(Records from a collection of figures)
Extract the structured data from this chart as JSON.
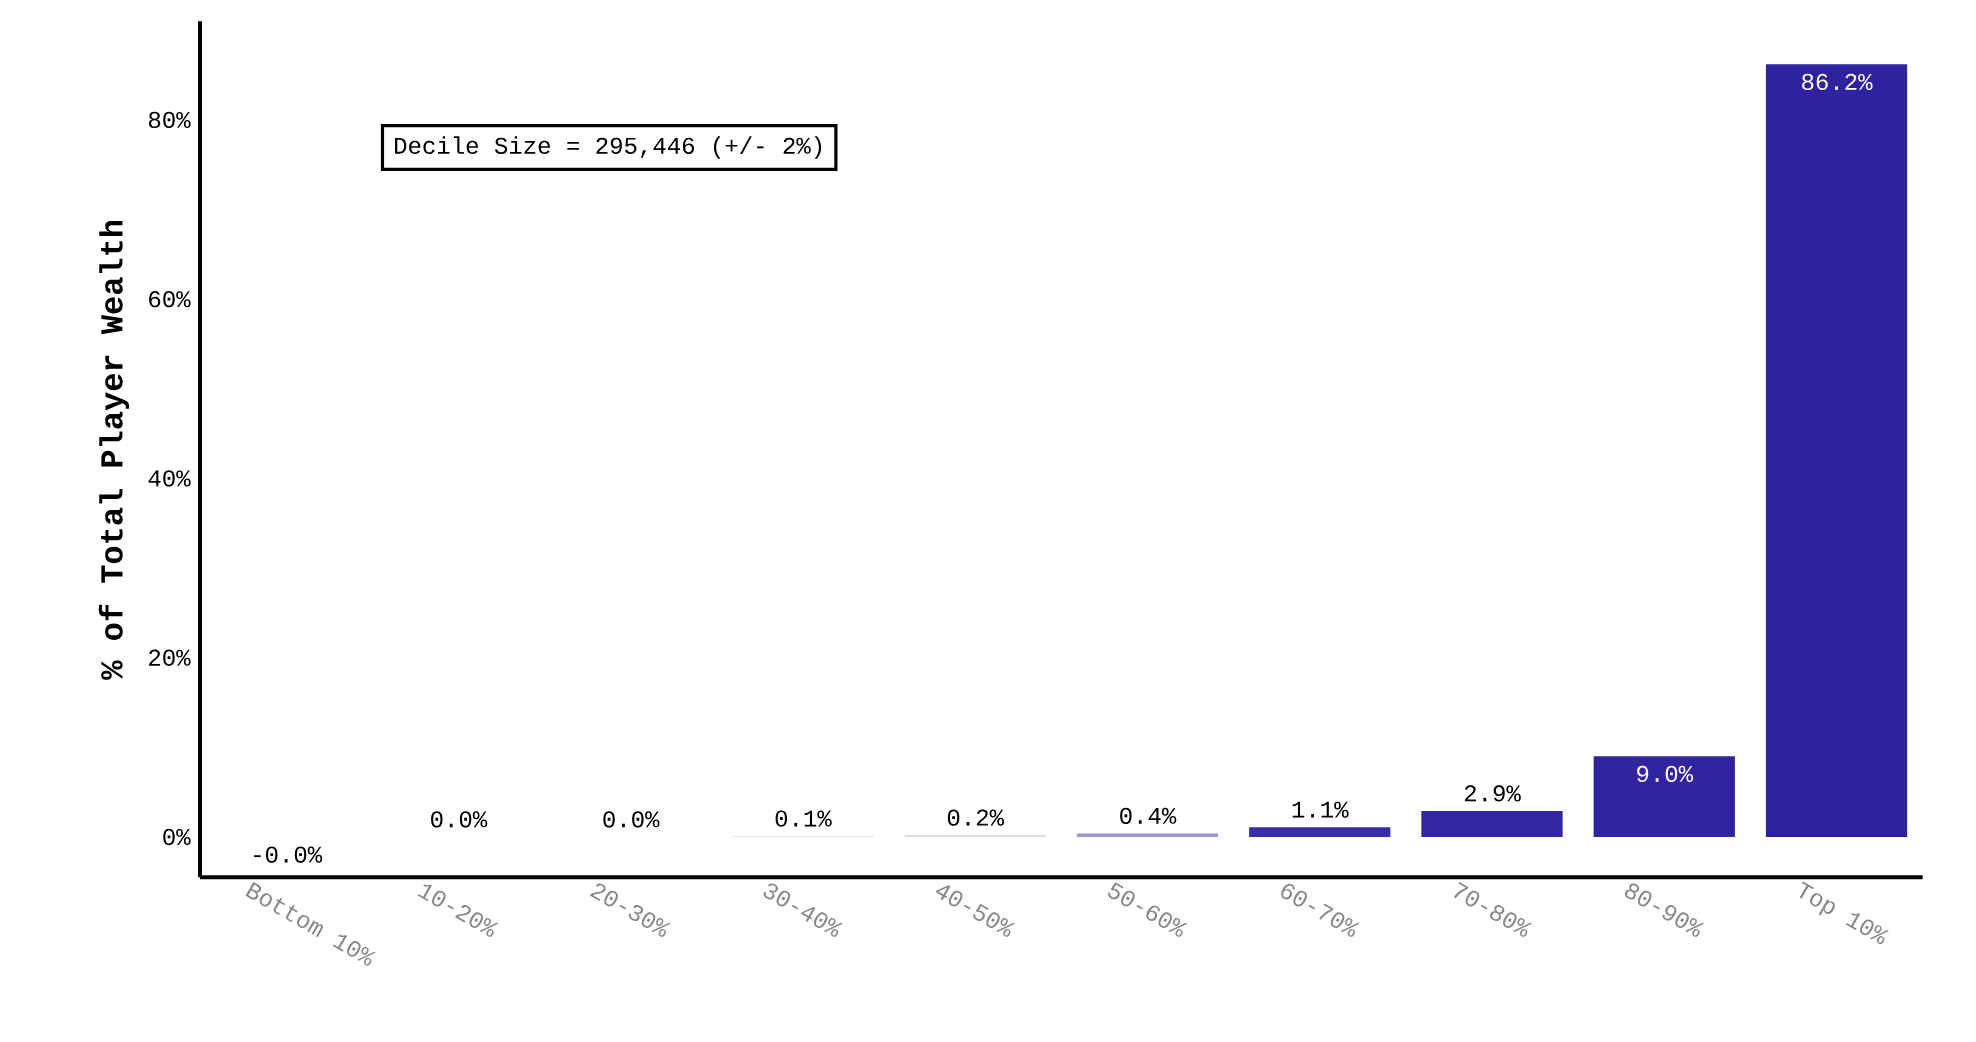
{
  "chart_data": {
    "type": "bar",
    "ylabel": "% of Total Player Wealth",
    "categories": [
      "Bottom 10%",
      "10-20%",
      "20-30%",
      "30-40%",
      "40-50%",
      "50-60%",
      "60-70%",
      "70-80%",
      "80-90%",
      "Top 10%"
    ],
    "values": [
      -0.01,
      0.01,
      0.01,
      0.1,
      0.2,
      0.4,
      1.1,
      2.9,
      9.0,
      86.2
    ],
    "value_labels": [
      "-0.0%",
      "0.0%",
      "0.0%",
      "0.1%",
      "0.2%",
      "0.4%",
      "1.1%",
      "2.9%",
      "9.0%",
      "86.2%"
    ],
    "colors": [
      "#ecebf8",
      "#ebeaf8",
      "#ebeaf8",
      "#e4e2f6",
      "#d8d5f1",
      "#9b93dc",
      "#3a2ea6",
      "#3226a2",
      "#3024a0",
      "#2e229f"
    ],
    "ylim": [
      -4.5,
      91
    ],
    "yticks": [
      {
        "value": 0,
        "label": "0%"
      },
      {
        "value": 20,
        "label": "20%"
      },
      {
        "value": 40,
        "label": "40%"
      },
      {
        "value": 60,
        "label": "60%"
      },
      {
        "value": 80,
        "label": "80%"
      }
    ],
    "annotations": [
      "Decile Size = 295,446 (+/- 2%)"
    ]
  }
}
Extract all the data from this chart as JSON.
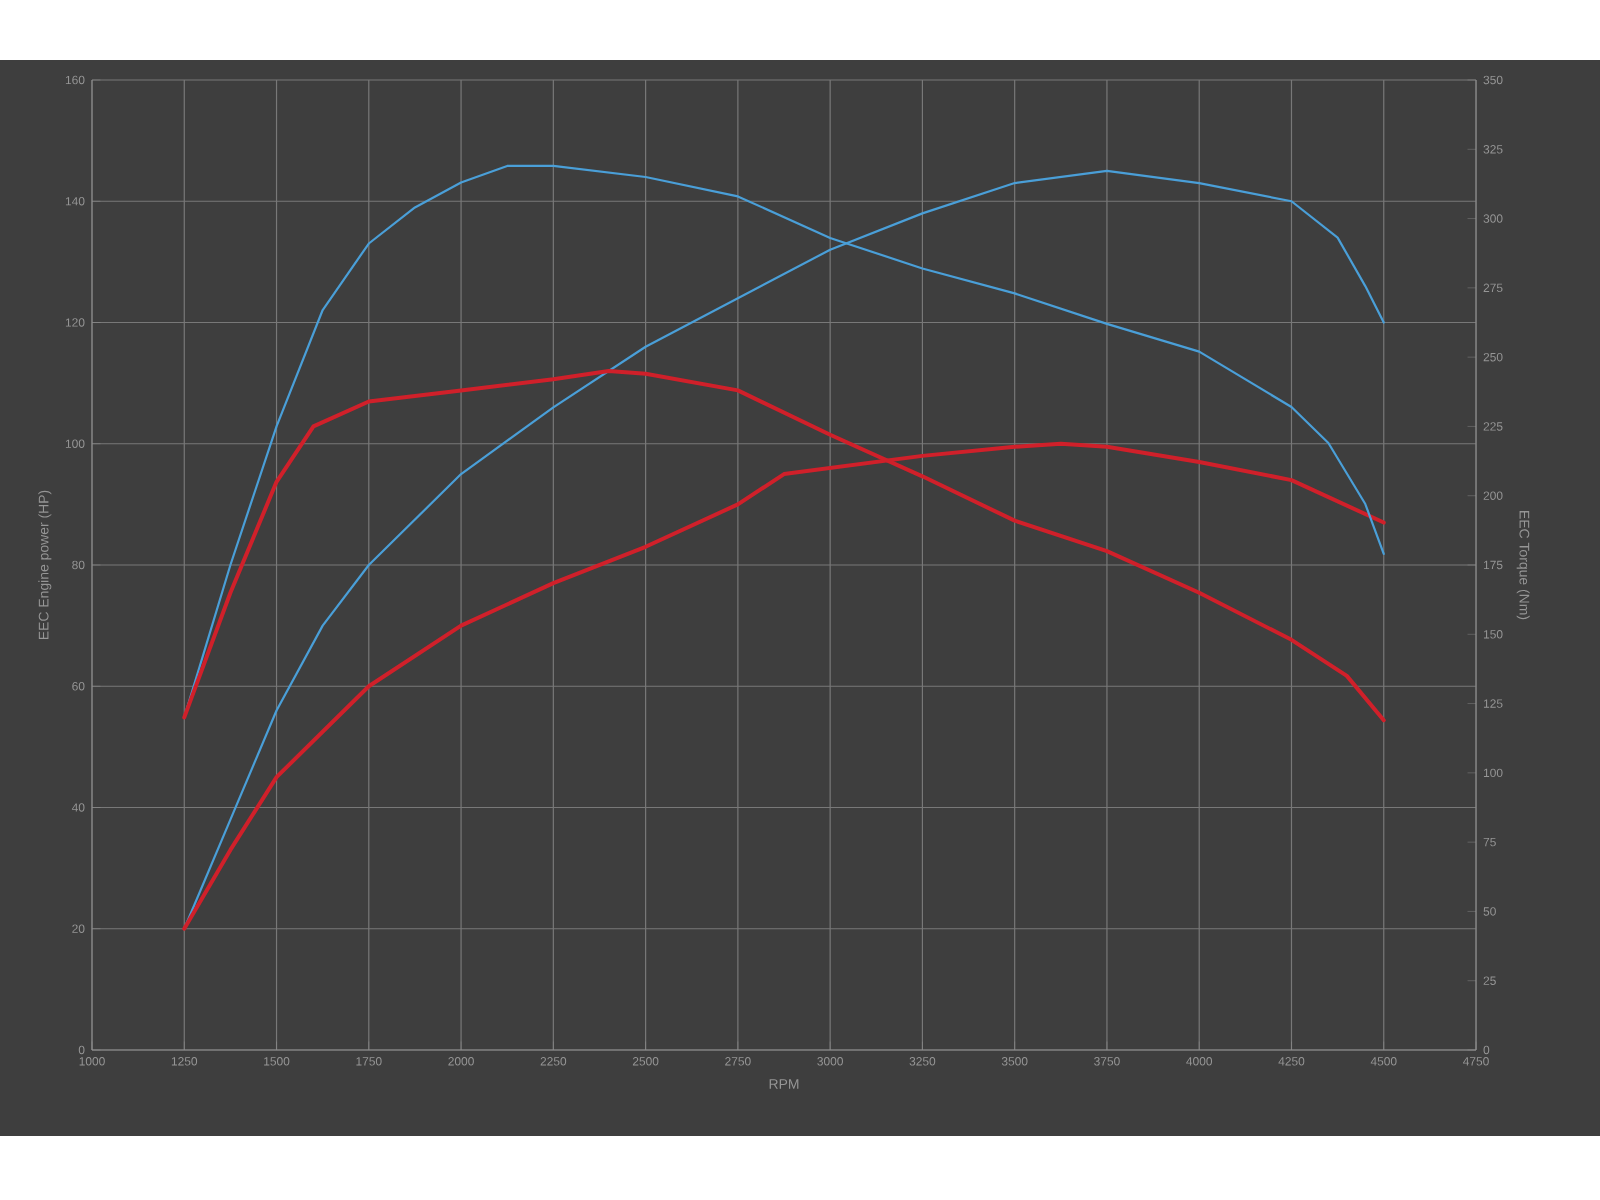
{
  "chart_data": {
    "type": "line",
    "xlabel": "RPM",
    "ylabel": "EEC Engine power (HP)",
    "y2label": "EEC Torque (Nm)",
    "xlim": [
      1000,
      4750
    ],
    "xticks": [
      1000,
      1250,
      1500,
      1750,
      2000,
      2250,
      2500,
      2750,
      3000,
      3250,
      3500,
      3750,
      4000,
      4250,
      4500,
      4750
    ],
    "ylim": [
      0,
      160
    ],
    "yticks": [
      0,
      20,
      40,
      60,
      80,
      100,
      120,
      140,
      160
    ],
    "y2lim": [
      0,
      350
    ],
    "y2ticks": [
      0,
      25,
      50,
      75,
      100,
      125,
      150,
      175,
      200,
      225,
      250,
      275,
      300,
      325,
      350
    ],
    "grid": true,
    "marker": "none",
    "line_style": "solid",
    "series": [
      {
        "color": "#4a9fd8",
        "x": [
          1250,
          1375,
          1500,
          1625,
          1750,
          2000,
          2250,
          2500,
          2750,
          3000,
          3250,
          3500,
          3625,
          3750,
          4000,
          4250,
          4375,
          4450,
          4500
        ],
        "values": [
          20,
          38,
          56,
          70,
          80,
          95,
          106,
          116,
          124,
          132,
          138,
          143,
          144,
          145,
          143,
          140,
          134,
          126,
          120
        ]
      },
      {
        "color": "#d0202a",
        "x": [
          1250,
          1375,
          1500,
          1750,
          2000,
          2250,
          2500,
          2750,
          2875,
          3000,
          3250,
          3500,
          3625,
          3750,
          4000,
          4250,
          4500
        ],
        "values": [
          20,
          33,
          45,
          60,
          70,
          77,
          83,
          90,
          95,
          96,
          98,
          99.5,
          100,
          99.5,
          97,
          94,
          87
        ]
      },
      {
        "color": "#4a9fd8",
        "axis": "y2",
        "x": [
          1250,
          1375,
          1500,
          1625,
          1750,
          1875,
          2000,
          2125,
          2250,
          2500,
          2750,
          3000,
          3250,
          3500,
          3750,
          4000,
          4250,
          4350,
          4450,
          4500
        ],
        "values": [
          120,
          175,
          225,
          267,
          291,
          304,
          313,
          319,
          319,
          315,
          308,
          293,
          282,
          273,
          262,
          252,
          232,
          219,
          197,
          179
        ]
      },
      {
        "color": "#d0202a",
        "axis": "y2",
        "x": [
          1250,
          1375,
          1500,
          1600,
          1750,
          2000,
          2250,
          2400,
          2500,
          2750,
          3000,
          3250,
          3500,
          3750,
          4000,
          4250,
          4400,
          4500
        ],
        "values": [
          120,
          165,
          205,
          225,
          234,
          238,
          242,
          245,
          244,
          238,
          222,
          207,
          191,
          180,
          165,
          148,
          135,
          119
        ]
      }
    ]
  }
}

* * *

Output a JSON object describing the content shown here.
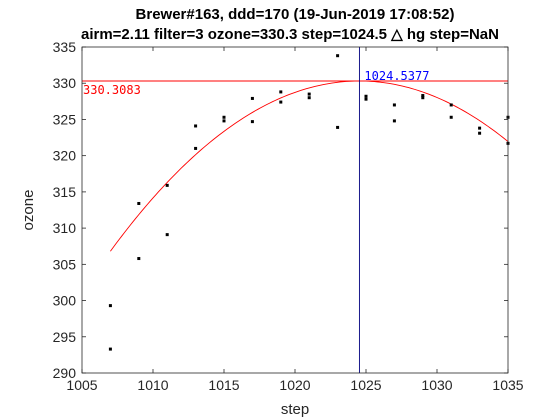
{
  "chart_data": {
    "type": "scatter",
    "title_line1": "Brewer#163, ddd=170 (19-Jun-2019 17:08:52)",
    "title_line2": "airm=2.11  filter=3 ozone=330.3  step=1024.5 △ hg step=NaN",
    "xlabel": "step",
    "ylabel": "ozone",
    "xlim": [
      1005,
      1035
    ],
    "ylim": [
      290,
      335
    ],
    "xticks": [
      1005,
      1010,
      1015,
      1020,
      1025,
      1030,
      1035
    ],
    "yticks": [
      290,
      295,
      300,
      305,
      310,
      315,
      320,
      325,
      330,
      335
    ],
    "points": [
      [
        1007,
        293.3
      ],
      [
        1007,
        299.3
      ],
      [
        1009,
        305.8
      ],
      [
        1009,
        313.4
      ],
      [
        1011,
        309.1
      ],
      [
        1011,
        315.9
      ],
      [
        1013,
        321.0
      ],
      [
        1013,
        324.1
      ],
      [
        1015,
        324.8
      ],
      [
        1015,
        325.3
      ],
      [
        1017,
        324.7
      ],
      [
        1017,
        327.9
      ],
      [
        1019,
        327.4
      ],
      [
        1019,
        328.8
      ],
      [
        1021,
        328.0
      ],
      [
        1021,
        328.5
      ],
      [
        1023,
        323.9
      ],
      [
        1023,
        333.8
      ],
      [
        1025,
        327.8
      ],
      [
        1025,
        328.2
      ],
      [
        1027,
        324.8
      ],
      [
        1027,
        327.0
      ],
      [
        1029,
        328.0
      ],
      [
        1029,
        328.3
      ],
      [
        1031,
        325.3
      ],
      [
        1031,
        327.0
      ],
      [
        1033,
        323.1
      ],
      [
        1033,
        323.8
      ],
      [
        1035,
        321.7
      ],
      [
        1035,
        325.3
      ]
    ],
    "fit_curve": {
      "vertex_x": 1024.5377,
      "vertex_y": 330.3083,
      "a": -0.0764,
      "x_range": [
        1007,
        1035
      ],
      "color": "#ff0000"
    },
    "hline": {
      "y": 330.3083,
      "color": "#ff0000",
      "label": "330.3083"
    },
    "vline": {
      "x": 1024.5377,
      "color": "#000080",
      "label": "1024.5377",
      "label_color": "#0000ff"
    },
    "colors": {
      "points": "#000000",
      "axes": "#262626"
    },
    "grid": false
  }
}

Goal
Copy each line of the listing that includes "JSON".

Answer to the exercise
Extract the structured data from this chart as JSON.
Extract all the data from this chart as JSON.
Output a JSON object describing the content shown here.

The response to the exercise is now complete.